**Goal 1**. Write out the passage on cone tweeters, starting at "Cone tweeters have" and ending at "and early 1970s.".

**Text segment**.
——————————

Typical of the 1960s/1970s-era was the CTS "phenolic ring" cone tweeters, exhibiting flat response from 2,000 to 15,000 Hz, low distortion and fast transient response. The CTS "phenolic ring" tweeter gets its name from the orange-colored edge suspension ring that it has which is made from phenolic. It was used in many makes and models of well-regarded vintage speakers, and was a mid-priced unit.
Cone tweeters have a narrower dispersion characteristic that is the same as a cone woofer's. Many designers therefore believed this made them a good match to cone midranges and woofers, allowing for superb stereo imaging. However, the "sweet spot" created by the narrow dispersion of cone tweeters is small. Speakers with cone tweeters offered the best stereo imaging when positioned in the room's corners, a common practice in the 1950s, 1960s and early 1970s.
During the 1970s and 1980s, the widespread introduction of higher quality audiophile discs and the advent of the CD caused the cone tweeter to fall out of popularity because cone tweeters seldom extend higher than 15 kHz. Audiophiles felt that cone tweeters lacked the "airiness" of dome tweeters or other types. Nevertheless, many high-end cone tweeters remained in limited production by Audax, JBL and SEAS until the mid-1980s.

——————————

**Dataset entries**.
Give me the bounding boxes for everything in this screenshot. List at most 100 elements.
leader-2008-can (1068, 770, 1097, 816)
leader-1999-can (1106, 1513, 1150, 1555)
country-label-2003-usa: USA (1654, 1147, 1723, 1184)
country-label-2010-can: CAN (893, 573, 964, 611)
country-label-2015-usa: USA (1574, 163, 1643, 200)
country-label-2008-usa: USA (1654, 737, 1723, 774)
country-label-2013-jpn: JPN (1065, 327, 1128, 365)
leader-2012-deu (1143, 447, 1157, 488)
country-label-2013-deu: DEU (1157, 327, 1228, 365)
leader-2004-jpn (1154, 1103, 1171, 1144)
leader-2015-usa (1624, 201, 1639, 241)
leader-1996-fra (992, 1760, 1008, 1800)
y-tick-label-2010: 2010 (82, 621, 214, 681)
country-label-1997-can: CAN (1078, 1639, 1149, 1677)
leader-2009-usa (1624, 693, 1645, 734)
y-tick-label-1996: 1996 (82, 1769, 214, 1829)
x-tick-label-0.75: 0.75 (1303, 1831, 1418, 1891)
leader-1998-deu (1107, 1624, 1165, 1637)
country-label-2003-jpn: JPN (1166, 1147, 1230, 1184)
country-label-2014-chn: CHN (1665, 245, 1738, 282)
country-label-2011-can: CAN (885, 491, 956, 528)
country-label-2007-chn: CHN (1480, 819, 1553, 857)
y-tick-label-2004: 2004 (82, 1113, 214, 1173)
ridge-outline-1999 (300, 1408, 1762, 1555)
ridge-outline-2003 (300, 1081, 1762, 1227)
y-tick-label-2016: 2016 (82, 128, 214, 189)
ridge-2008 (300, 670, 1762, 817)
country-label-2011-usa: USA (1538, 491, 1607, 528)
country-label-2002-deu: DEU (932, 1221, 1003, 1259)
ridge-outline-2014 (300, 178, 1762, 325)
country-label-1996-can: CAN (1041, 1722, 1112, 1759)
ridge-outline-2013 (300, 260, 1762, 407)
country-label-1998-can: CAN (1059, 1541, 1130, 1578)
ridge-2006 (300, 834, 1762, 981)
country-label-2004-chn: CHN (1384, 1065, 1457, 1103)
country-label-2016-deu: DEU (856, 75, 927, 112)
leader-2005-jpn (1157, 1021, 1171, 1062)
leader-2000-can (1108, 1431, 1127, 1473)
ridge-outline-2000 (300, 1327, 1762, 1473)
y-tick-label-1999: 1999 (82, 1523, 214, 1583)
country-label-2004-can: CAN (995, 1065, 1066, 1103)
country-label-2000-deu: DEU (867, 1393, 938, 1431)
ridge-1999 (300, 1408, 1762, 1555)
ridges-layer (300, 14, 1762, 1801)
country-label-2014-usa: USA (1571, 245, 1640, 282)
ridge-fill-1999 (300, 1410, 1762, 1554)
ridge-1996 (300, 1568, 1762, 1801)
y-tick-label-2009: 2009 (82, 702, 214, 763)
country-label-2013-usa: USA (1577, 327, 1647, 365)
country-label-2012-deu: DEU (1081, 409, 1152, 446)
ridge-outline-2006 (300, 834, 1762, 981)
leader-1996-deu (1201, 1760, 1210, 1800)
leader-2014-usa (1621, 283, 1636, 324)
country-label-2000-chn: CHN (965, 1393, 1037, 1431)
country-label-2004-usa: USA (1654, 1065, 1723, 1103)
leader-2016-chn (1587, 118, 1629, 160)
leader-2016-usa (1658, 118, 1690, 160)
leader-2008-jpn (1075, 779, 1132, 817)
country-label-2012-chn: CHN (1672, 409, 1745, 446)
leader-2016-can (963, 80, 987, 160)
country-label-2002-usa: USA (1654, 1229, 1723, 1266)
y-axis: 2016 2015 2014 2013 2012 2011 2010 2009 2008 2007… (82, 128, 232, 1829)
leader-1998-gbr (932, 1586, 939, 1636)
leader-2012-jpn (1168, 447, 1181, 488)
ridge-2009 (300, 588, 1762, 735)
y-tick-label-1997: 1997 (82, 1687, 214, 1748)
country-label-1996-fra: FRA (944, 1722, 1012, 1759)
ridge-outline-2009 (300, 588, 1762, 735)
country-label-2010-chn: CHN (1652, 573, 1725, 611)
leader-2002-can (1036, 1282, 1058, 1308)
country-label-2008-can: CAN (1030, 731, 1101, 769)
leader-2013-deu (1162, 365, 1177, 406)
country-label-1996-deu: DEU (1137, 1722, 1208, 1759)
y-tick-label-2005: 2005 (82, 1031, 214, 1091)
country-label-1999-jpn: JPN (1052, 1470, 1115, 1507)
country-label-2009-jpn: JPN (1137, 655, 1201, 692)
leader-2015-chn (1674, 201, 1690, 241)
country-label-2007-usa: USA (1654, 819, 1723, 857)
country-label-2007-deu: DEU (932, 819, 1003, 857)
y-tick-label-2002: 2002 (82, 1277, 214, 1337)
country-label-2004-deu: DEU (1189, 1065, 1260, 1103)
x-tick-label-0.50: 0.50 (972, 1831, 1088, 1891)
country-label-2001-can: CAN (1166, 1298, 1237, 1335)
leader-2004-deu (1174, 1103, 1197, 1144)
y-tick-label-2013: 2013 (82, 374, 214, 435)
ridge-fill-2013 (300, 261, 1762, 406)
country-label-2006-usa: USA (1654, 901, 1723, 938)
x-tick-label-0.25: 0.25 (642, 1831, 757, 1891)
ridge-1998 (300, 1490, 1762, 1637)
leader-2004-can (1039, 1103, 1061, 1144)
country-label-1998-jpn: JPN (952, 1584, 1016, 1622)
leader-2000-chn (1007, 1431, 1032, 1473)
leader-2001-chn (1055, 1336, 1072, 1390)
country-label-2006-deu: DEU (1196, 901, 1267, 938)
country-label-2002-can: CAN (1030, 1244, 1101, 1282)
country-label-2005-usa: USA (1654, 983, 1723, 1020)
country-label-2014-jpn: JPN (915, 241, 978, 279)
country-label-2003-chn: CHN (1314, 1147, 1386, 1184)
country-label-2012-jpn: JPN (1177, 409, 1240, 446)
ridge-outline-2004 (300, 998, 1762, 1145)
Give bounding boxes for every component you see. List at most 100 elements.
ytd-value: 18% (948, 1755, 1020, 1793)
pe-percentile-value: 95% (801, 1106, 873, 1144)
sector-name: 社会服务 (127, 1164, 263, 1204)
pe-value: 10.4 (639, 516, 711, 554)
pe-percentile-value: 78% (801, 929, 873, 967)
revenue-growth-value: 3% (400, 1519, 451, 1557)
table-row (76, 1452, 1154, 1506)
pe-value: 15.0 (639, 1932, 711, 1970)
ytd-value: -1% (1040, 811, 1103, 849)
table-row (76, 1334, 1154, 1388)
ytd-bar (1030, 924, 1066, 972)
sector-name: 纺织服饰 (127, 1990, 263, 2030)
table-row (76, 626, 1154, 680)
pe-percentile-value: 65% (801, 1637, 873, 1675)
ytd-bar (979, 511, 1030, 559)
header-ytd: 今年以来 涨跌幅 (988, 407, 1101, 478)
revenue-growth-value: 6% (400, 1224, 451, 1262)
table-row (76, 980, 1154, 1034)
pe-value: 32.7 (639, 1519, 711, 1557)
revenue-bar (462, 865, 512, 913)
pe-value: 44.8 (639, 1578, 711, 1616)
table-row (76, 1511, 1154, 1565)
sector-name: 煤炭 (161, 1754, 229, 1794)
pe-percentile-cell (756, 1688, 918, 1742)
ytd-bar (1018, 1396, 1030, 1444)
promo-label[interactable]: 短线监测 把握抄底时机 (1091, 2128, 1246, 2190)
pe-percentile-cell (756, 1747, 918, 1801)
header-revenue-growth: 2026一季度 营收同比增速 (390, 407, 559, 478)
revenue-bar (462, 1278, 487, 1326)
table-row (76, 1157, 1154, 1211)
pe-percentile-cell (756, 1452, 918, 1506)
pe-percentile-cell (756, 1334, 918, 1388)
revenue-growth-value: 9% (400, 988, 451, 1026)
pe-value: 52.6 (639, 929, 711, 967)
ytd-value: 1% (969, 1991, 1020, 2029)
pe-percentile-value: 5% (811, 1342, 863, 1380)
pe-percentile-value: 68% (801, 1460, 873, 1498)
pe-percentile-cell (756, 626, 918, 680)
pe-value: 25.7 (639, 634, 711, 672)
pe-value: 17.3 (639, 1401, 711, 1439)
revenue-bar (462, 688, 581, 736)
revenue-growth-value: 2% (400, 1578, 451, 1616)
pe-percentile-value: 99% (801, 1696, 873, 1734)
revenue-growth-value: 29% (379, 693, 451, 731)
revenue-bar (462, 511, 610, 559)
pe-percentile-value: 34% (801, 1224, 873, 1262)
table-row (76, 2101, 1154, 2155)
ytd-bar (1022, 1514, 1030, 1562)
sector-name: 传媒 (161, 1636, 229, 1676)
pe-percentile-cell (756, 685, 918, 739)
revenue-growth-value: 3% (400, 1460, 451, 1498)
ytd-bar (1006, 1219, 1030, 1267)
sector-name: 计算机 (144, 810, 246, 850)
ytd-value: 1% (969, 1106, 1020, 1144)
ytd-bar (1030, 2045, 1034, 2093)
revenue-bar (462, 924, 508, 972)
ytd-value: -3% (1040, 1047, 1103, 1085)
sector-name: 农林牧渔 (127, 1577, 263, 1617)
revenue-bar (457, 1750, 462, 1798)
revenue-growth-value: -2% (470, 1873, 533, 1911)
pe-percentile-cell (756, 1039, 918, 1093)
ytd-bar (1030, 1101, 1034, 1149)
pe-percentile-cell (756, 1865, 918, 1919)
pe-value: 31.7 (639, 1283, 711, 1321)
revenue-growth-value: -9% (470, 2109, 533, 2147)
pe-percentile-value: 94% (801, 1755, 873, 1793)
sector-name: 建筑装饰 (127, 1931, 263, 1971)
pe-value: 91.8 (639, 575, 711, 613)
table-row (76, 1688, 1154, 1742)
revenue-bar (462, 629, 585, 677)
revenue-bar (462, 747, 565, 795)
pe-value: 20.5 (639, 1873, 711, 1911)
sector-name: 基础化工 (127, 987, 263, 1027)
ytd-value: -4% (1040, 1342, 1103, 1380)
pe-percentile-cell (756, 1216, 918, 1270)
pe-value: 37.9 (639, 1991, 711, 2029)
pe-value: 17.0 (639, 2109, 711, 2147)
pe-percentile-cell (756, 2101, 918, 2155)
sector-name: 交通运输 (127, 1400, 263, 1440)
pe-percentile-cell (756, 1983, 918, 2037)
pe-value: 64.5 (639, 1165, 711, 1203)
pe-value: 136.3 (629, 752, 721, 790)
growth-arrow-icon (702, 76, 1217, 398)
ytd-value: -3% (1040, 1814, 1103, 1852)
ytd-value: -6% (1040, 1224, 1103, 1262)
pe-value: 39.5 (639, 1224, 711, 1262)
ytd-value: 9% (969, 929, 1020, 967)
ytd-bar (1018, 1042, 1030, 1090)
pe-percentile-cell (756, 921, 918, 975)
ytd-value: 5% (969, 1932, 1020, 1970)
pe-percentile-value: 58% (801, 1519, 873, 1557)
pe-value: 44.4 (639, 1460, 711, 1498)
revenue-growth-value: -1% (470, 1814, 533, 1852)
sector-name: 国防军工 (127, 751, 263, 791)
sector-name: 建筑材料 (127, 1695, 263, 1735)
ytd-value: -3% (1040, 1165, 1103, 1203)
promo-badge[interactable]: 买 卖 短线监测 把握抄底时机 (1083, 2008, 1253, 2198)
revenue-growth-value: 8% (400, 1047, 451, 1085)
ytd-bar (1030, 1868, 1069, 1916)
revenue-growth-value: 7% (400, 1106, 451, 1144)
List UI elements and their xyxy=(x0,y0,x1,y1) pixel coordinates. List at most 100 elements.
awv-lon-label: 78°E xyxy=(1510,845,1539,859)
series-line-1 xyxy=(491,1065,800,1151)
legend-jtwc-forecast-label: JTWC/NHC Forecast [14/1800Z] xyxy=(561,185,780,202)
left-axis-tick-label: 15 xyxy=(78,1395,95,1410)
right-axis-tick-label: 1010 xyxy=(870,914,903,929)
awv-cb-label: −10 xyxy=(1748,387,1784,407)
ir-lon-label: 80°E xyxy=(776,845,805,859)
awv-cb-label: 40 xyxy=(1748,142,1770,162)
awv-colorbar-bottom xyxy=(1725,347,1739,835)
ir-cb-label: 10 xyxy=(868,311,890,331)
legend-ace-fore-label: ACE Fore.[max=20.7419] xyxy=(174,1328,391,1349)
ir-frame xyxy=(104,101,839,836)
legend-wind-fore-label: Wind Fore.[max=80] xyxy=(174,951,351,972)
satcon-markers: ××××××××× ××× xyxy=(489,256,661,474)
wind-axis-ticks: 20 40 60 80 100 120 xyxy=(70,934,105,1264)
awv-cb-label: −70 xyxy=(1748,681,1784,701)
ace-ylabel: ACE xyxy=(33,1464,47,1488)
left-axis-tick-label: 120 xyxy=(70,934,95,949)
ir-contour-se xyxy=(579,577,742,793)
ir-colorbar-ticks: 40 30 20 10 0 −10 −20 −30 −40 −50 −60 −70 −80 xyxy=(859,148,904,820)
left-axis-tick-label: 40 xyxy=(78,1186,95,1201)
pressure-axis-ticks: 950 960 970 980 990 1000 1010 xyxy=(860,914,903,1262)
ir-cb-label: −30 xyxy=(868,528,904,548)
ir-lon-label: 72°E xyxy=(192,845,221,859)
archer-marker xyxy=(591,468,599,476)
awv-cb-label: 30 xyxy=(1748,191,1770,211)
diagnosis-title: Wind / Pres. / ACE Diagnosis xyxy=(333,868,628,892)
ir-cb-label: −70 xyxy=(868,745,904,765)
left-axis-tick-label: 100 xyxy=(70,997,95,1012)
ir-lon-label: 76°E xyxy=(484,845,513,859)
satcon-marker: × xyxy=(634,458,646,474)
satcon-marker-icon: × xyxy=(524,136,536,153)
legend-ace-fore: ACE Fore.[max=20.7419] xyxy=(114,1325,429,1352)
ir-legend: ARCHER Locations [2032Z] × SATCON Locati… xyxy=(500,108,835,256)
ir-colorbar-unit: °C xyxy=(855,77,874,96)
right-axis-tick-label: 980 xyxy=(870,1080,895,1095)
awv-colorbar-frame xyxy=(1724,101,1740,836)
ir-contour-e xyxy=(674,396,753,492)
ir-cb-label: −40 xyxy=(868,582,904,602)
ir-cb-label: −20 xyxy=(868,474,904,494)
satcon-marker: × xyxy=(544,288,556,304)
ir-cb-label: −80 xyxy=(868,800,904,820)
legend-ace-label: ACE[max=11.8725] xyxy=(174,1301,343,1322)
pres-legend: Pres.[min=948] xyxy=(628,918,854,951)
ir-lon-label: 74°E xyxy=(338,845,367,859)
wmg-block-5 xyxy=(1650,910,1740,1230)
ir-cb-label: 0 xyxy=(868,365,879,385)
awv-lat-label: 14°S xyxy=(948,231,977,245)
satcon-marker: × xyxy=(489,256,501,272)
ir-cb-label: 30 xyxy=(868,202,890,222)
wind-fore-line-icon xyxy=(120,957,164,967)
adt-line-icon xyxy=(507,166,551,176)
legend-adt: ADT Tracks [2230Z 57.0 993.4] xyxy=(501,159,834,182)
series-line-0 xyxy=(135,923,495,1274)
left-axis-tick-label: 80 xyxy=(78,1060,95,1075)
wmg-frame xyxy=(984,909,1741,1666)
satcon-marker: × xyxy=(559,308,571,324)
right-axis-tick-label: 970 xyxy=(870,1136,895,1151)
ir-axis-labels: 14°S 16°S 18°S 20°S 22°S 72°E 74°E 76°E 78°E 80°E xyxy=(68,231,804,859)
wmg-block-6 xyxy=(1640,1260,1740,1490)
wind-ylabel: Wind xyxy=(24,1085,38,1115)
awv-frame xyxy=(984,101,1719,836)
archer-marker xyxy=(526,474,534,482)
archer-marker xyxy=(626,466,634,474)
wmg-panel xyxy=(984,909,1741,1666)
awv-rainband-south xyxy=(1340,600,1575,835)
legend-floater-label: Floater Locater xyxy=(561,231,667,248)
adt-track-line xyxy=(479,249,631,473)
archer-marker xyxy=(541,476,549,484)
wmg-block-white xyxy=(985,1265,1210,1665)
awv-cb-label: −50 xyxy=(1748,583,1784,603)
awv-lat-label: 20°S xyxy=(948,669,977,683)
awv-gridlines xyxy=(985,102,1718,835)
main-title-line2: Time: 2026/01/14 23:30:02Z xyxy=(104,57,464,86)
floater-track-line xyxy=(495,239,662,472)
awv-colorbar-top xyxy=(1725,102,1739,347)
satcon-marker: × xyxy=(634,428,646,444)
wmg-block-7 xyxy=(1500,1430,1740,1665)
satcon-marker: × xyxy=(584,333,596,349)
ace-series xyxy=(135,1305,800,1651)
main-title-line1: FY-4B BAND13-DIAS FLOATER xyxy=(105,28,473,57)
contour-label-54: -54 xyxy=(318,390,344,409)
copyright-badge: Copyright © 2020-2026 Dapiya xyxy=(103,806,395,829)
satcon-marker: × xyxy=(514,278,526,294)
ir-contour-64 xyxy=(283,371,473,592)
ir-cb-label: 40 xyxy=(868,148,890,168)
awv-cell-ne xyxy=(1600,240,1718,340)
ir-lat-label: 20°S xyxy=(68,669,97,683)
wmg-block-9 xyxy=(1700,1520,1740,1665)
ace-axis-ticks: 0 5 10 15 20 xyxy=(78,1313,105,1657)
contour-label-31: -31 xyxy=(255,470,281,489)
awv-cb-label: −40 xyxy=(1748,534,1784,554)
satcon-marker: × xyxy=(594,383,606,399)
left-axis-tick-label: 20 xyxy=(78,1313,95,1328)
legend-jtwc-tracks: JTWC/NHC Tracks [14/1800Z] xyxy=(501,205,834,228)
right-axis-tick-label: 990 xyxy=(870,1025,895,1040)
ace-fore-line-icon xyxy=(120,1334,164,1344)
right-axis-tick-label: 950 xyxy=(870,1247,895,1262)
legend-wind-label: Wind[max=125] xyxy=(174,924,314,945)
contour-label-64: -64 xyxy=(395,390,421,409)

——————————

**Goal 2**. Repeat the lines of the entries word for word, starting at the first line of the entries and ending at the line that contains "country-label-2013-deu: DEU (1157, 327, 1228, 365)".

**Written reply 1**.
Cone tweeters have a narrower dispersion characteristic that is the same as a cone woofer's. Many designers therefore believed this made them a good match to cone midranges and woofers, allowing for superb stereo imaging. However, the "sweet spot" created by the narrow dispersion of cone tweeters is small. Speakers with cone tweeters offered the best stereo imaging when positioned in the room's corners, a common practice in the 1950s, 1960s and early 1970s.

**Written reply 2**.
Give me the bounding boxes for everything in this screenshot. List at most 100 elements.
leader-2008-can (1068, 770, 1097, 816)
leader-1999-can (1106, 1513, 1150, 1555)
country-label-2003-usa: USA (1654, 1147, 1723, 1184)
country-label-2010-can: CAN (893, 573, 964, 611)
country-label-2015-usa: USA (1574, 163, 1643, 200)
country-label-2008-usa: USA (1654, 737, 1723, 774)
country-label-2013-jpn: JPN (1065, 327, 1128, 365)
leader-2012-deu (1143, 447, 1157, 488)
country-label-2013-deu: DEU (1157, 327, 1228, 365)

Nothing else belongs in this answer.